Examine the material below. Gather every line in which the string "What" appears.

-- Begin Recorded information --

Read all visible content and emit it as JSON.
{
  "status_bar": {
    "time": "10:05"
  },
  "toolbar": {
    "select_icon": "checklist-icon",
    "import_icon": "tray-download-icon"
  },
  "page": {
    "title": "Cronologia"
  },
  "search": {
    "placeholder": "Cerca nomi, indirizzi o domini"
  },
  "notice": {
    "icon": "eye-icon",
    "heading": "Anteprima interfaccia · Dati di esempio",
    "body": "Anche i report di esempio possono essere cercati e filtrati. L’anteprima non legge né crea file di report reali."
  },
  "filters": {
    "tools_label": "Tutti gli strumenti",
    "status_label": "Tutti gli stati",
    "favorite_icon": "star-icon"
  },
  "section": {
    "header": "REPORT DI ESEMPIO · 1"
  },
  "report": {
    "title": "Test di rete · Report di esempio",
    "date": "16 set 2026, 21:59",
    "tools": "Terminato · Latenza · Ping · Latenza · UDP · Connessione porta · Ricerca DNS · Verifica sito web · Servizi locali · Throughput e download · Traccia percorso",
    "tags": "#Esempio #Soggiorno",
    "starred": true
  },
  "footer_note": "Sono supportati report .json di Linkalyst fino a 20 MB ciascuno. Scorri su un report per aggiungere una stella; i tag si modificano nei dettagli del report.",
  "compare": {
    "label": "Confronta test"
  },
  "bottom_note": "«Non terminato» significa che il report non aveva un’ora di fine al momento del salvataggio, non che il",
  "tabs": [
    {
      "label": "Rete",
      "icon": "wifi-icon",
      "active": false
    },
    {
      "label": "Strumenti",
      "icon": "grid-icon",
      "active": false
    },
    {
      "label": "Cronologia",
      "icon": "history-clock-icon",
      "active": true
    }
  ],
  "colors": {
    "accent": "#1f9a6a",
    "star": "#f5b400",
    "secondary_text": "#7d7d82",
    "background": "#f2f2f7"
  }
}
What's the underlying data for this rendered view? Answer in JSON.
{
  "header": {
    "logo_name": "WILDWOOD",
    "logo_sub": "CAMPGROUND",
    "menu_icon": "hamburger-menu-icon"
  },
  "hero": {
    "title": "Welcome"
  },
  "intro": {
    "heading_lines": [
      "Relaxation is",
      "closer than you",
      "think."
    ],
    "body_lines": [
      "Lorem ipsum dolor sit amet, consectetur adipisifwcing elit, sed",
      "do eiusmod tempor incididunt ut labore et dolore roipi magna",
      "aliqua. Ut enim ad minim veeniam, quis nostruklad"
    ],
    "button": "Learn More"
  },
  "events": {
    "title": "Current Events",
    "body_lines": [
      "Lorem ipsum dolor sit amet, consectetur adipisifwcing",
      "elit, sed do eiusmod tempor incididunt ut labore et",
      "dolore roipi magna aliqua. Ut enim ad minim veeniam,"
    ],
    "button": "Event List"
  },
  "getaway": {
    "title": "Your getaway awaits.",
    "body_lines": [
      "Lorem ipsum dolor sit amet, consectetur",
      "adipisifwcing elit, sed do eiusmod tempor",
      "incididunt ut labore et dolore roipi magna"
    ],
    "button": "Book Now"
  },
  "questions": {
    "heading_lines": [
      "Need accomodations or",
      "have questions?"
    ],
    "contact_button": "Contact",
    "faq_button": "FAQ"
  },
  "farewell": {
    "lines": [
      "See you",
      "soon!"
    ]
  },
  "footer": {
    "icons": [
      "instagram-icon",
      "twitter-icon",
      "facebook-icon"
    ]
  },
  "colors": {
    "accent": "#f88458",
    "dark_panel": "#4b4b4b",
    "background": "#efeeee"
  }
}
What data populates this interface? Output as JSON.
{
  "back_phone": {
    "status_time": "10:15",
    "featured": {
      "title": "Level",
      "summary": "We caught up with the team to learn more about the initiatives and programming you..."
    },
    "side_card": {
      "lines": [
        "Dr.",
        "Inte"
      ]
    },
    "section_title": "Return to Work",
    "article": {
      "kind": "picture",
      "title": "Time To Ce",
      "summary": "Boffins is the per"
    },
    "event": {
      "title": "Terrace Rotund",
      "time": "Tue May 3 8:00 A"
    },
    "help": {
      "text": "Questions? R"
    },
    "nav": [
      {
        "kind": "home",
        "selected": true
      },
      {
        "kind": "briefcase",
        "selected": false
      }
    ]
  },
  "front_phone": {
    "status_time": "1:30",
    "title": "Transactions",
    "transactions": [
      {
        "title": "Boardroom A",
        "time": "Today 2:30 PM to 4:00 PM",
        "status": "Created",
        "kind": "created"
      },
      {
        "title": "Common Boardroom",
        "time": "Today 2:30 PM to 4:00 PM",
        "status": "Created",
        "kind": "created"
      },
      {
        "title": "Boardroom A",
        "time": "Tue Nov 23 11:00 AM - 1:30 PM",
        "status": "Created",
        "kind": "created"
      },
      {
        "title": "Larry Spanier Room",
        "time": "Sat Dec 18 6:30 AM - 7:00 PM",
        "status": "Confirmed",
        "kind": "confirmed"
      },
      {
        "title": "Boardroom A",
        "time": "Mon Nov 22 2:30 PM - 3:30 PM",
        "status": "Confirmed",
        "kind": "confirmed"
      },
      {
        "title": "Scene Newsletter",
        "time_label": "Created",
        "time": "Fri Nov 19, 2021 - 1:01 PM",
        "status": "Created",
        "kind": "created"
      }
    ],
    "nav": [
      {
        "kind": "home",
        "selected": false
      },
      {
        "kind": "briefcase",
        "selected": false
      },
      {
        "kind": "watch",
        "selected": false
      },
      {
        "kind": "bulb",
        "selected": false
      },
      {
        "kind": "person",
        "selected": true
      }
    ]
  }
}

-- End Recorded information --

• [Output]
What's the underlying data for this rendered view? Answer in JSON.
What data populates this interface? Output as JSON.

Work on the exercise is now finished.